Objective -> Answer with a single number, the count of lines holding the word "käytetty".

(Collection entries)

▬▬▬

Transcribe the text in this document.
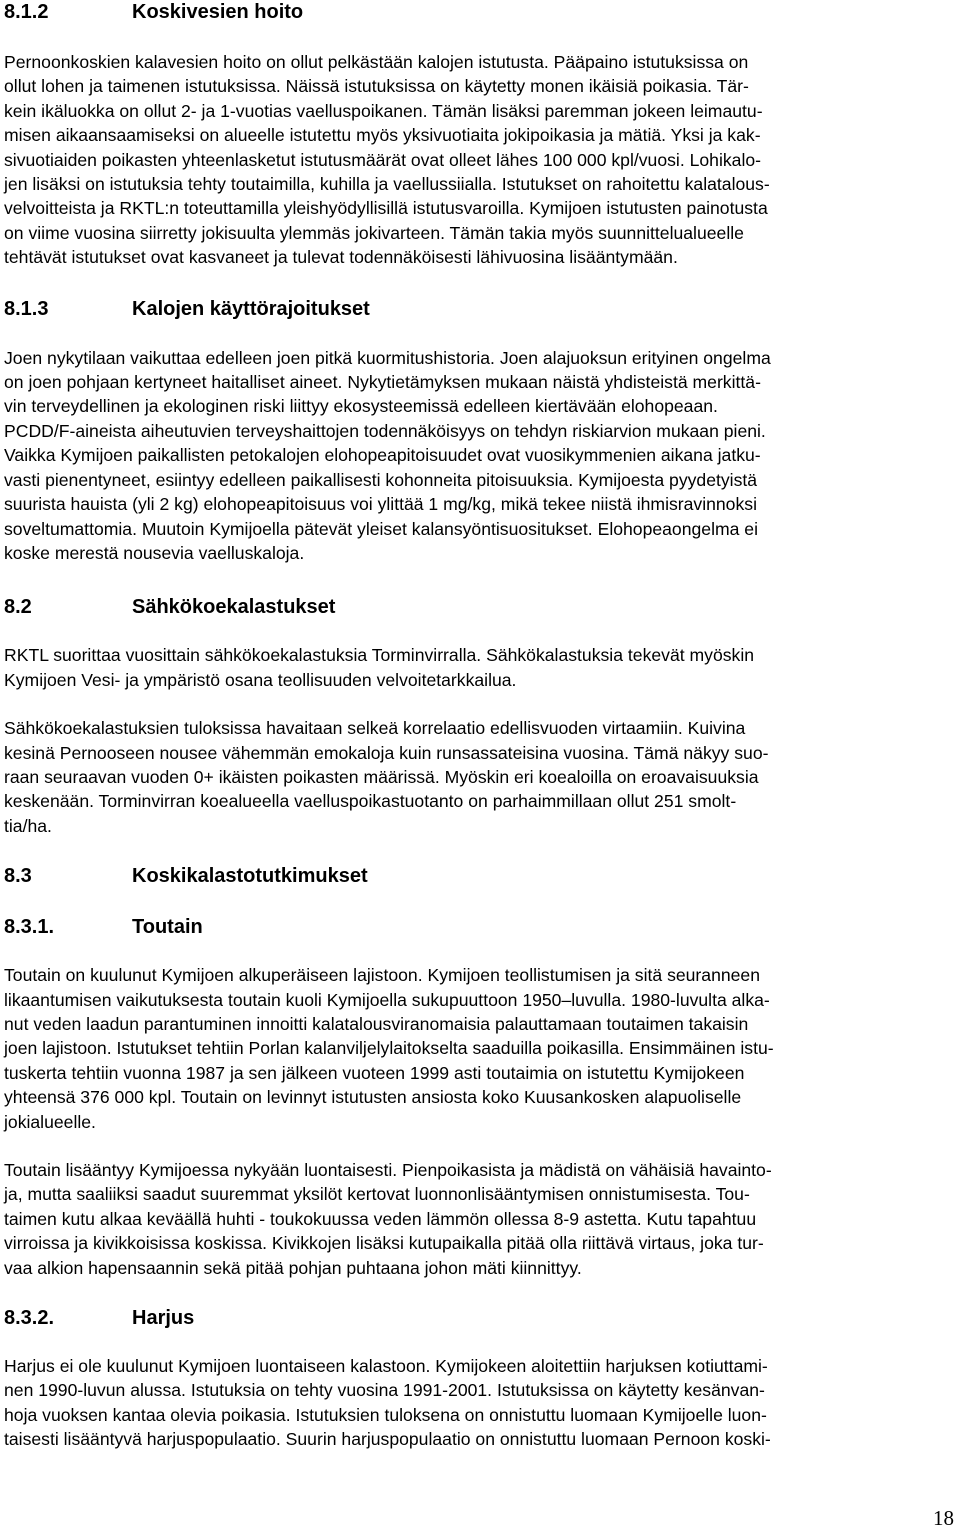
8.1.2	Koskivesien hoito

Pernoonkoskien kalavesien hoito on ollut pelkästään kalojen istutusta. Pääpaino istutuksissa on
ollut lohen ja taimenen istutuksissa. Näissä istutuksissa on käytetty monen ikäisiä poikasia. Tär-
kein ikäluokka on ollut 2- ja 1-vuotias vaelluspoikanen. Tämän lisäksi paremman jokeen leimautu-
misen aikaansaamiseksi on alueelle istutettu myös yksivuotiaita jokipoikasia ja mätiä. Yksi ja kak-
sivuotiaiden poikasten yhteenlasketut istutusmäärät ovat olleet lähes 100 000 kpl/vuosi. Lohikalo-
jen lisäksi on istutuksia tehty toutaimilla, kuhilla ja vaellussiialla. Istutukset on rahoitettu kalatalous-
velvoitteista ja RKTL:n toteuttamilla yleishyödyllisillä istutusvaroilla. Kymijoen istutusten painotusta
on viime vuosina siirretty jokisuulta ylemmäs jokivarteen. Tämän takia myös suunnittelualueelle
tehtävät istutukset ovat kasvaneet ja tulevat todennäköisesti lähivuosina lisääntymään.

8.1.3	Kalojen käyttörajoitukset

Joen nykytilaan vaikuttaa edelleen joen pitkä kuormitushistoria. Joen alajuoksun erityinen ongelma
on joen pohjaan kertyneet haitalliset aineet. Nykytietämyksen mukaan näistä yhdisteistä merkittä-
vin terveydellinen ja ekologinen riski liittyy ekosysteemissä edelleen kiertävään elohopeaan.
PCDD/F-aineista aiheutuvien terveyshaittojen todennäköisyys on tehdyn riskiarvion mukaan pieni.
Vaikka Kymijoen paikallisten petokalojen elohopeapitoisuudet ovat vuosikymmenien aikana jatku-
vasti pienentyneet, esiintyy edelleen paikallisesti kohonneita pitoisuuksia. Kymijoesta pyydetyistä
suurista hauista (yli 2 kg) elohopeapitoisuus voi ylittää 1 mg/kg, mikä tekee niistä ihmisravinnoksi
soveltumattomia. Muutoin Kymijoella pätevät yleiset kalansyöntisuositukset. Elohopeaongelma ei
koske merestä nousevia vaelluskaloja.

8.2	Sähkökoekalastukset

RKTL suorittaa vuosittain sähkökoekalastuksia Torminvirralla. Sähkökalastuksia tekevät myöskin
Kymijoen Vesi- ja ympäristö osana teollisuuden velvoitetarkkailua.

Sähkökoekalastuksien tuloksissa havaitaan selkeä korrelaatio edellisvuoden virtaamiin. Kuivina
kesinä Pernooseen nousee vähemmän emokaloja kuin runsassateisina vuosina. Tämä näkyy suo-
raan seuraavan vuoden 0+ ikäisten poikasten määrissä. Myöskin eri koealoilla on eroavaisuuksia
keskenään. Torminvirran koealueella vaelluspoikastuotanto on parhaimmillaan ollut 251 smolt-
tia/ha.

8.3	Koskikalastotutkimukset
8.3.1.	Toutain

Toutain on kuulunut Kymijoen alkuperäiseen lajistoon. Kymijoen teollistumisen ja sitä seuranneen
likaantumisen vaikutuksesta toutain kuoli Kymijoella sukupuuttoon 1950–luvulla. 1980-luvulta alka-
nut veden laadun parantuminen innoitti kalatalousviranomaisia palauttamaan toutaimen takaisin
joen lajistoon. Istutukset tehtiin Porlan kalanviljelylaitokselta saaduilla poikasilla. Ensimmäinen istu-
tuskerta tehtiin vuonna 1987 ja sen jälkeen vuoteen 1999 asti toutaimia on istutettu Kymijokeen
yhteensä 376 000 kpl. Toutain on levinnyt istutusten ansiosta koko Kuusankosken alapuoliselle
jokialueelle.

Toutain lisääntyy Kymijoessa nykyään luontaisesti. Pienpoikasista ja mädistä on vähäisiä havainto-
ja, mutta saaliiksi saadut suuremmat yksilöt kertovat luonnonlisääntymisen onnistumisesta. Tou-
taimen kutu alkaa keväällä huhti - toukokuussa veden lämmön ollessa 8-9 astetta. Kutu tapahtuu
virroissa ja kivikkoisissa koskissa. Kivikkojen lisäksi kutupaikalla pitää olla riittävä virtaus, joka tur-
vaa alkion hapensaannin sekä pitää pohjan puhtaana johon mäti kiinnittyy.

8.3.2.	Harjus

Harjus ei ole kuulunut Kymijoen luontaiseen kalastoon. Kymijokeen aloitettiin harjuksen kotiuttami-
nen 1990-luvun alussa. Istutuksia on tehty vuosina 1991-2001. Istutuksissa on käytetty kesänvan-
hoja vuoksen kantaa olevia poikasia. Istutuksien tuloksena on onnistuttu luomaan Kymijoelle luon-
taisesti lisääntyvä harjuspopulaatio. Suurin harjuspopulaatio on onnistuttu luomaan Pernoon koski-

18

▬▬▬

Response to the task -> 2